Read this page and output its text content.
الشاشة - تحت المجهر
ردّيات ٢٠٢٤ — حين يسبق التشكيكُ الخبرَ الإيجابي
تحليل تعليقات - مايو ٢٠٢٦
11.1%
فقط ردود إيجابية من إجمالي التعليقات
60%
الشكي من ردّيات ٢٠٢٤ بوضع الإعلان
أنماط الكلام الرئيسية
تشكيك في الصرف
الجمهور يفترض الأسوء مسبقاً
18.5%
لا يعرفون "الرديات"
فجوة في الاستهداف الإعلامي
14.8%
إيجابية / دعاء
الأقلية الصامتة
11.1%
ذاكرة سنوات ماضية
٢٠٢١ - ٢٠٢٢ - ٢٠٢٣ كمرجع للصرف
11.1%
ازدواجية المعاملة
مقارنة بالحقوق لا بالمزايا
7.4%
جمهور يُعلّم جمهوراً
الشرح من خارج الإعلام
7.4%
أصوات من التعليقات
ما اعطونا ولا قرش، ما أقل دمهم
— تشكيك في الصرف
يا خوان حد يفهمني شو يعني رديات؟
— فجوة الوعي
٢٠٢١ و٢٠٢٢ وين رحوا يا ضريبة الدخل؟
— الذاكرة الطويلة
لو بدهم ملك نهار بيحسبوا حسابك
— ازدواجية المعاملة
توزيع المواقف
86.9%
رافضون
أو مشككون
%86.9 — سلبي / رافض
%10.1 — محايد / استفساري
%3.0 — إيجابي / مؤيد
_ _ _ _
Set exercise: Repeat the records exactly, including every line.

Result of the task:
Read this page and output its text content.
الشاشة - تحت المجهر
ردّيات ٢٠٢٤ — حين يسبق التشكيكُ الخبرَ الإيجابي
تحليل تعليقات - مايو ٢٠٢٦
11.1%
فقط ردود إيجابية من إجمالي التعليقات
60%
الشكي من ردّيات ٢٠٢٤ بوضع الإعلان
أنماط الكلام الرئيسية
تشكيك في الصرف
الجمهور يفترض الأسوء مسبقاً
18.5%
لا يعرفون "الرديات"
فجوة في الاستهداف الإعلامي
14.8%
إيجابية / دعاء
الأقلية الصامتة
11.1%
ذاكرة سنوات ماضية
٢٠٢١ - ٢٠٢٢ - ٢٠٢٣ كمرجع للصرف
11.1%
ازدواجية المعاملة
مقارنة بالحقوق لا بالمزايا
7.4%
جمهور يُعلّم جمهوراً
الشرح من خارج الإعلام
7.4%
أصوات من التعليقات
ما اعطونا ولا قرش، ما أقل دمهم
— تشكيك في الصرف
يا خوان حد يفهمني شو يعني رديات؟
— فجوة الوعي
٢٠٢١ و٢٠٢٢ وين رحوا يا ضريبة الدخل؟
— الذاكرة الطويلة
لو بدهم ملك نهار بيحسبوا حسابك
— ازدواجية المعاملة
توزيع المواقف
86.9%
رافضون
أو مشككون
%86.9 — سلبي / رافض
%10.1 — محايد / استفساري
%3.0 — إيجابي / مؤيد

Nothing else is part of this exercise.